Quem é que não sabe que com criança algo dói, ela reage a aquilo, fica chateada por um tempo e depois passa? A visa segue, geralmente ela vai brincar ou fazer algo que a divirta. E não é pra esquecer a dor, é por ela já ter sido esquecida. E ela não tem medo de tentar novamente, pois ela escolheu ser livre. E vai atrás, sem expectativas. Sem pensar em como pode ser. Ela escolheu perdoar e deixar ir. Criança não é apegada a essas coisas. A gente que ensina a elas a se apegar, pois quando adultos, somos medrosos. Assim, a felicidade se aconchega com mais facilidade quando somos crianças e ainda não desaprendemos o básico para se viver de forma saudável. Afinal o novo só chega quando tem espaço, né? E quando a gente não tem medo dele.

Mas passando da infância, a gente chega na adolescência e os nossos nervos estão à flor da pele, a gente quer descobrir quem a gente é e não o que dizem o que a gente é ou deveríamos ser. A gente quer experimentar e é ai que as coisas começam a se complicar. A gente descobre a hipocrisia que nos foi imposta e é difícil não se rebelar, nem que seja um pouco, contra isso.

E assim, esse dom de perdoar entra na maioria das vezes, numa escassez que demora para voltar ou que quase nunca volta por completo. Aquelas mágoas que a gente deixou de lado na infância, começaram a serem revistas e suspendemos alguns perdões. A paz deixa de reinar. O passado começa a pesar, pois trancamos as piores partes dele dentro da gente (nos maltratamos tanto, né?). Além do que a gente começa a acumular dentro da própria adolescência e assim, não há felicidade. Pois não há paz nem calma para buscar por felicidade. Acumulando coisas ruins do passado, o novo não tem espaço para chegar. E assim, tudo para.

MATERIAL FORNECIDO:
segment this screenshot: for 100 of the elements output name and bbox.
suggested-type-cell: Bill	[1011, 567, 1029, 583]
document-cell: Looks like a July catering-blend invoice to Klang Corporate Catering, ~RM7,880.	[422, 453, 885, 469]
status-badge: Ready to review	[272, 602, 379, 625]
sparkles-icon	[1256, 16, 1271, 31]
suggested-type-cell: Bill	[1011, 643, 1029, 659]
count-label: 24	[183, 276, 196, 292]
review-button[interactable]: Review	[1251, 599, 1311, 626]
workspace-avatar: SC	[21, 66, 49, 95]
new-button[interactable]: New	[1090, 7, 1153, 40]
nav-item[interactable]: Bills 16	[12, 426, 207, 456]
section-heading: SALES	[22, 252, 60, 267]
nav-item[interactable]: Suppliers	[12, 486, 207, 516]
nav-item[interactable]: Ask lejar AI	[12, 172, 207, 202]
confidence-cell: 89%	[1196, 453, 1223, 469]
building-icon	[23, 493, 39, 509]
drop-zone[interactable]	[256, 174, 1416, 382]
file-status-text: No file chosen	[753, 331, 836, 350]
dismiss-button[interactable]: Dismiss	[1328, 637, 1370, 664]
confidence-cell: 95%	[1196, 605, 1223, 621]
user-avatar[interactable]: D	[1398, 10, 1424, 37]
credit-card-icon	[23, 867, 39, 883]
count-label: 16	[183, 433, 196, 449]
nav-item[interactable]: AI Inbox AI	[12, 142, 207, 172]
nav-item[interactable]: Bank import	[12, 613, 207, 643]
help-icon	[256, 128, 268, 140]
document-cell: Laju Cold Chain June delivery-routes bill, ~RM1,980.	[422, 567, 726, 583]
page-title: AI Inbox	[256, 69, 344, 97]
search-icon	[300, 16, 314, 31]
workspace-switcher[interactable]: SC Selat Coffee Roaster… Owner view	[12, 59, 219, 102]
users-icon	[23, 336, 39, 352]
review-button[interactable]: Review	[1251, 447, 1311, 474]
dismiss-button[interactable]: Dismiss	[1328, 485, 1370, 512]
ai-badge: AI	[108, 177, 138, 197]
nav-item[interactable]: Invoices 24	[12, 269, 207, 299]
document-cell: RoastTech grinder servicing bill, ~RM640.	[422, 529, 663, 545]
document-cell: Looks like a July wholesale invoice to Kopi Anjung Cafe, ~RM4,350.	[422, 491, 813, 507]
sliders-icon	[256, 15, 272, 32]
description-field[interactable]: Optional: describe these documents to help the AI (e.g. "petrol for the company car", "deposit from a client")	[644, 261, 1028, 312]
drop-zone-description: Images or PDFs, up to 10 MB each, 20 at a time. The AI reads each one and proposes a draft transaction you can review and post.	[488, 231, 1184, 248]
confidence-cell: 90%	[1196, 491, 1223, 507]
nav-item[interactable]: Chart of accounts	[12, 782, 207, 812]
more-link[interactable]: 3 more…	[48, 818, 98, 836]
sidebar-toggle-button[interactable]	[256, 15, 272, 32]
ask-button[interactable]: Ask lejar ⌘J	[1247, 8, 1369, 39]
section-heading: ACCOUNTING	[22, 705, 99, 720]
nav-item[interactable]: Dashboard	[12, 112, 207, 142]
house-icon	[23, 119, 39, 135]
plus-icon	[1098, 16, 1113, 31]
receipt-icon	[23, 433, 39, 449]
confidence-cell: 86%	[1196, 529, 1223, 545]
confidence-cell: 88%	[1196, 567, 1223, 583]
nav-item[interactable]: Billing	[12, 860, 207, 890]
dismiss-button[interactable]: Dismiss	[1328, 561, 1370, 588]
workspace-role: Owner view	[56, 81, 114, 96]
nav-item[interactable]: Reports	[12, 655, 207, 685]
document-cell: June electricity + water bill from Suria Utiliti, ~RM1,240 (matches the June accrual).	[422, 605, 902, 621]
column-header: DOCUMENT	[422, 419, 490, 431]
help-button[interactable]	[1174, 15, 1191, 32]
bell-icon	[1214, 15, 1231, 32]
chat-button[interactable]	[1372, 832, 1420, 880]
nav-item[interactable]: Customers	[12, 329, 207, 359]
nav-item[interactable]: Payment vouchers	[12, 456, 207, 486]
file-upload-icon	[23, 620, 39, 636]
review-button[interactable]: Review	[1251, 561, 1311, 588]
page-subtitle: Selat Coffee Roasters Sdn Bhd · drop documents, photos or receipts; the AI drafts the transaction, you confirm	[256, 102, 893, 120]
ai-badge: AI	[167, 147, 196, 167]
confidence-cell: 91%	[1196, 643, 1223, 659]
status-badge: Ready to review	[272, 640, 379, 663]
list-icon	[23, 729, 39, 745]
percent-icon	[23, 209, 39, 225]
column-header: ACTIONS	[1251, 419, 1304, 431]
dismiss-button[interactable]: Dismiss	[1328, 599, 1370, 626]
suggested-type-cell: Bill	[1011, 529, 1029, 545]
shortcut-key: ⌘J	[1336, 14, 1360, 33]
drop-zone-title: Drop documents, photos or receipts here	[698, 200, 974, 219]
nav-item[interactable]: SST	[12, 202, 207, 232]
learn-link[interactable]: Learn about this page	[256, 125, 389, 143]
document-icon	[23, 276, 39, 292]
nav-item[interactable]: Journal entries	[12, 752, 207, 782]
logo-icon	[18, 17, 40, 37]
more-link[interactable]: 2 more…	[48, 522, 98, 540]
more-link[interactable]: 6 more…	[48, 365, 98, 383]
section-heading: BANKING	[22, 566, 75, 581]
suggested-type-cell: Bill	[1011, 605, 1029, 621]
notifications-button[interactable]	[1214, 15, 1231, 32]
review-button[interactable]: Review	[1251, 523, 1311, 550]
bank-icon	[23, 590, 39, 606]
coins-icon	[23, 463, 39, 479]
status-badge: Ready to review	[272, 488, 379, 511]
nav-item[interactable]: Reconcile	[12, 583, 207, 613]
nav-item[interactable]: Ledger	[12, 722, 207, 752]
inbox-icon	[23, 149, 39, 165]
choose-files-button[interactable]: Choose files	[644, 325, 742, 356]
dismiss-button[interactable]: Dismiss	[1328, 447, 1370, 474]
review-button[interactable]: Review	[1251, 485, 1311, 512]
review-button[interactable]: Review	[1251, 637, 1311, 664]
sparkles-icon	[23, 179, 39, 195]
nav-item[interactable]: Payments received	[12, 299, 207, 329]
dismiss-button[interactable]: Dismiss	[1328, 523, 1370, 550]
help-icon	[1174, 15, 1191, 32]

EXERCÍCIOS A FAZER:
1) Segundo o texto sobre infância e adolescência, por que não há felicidade quando se acumulam coisas dentro da própria adolescência? Responda em uma a três frases.
2) Atualize o trecho do texto sobre infância e adolescência que começa em "Mas passando da" e vai até "pouco, contra isso.", trocando "hipocrisia" por "mentira".
O material é independente do texto e não tem relação com ele.

RESPOSTAS:
1) Porque não há paz nem calma para buscar a felicidade. Além disso, ao acumular coisas ruins do passado, o novo não tem espaço para chegar.

2)
Mas passando da infância, a gente chega na adolescência e os nossos nervos estão à flor da pele, a gente quer descobrir quem a gente é e não o que dizem o que a gente é ou deveríamos ser. A gente quer experimentar e é ai que as coisas começam a se complicar. A gente descobre a mentira que nos foi imposta e é difícil não se rebelar, nem que seja um pouco, contra isso.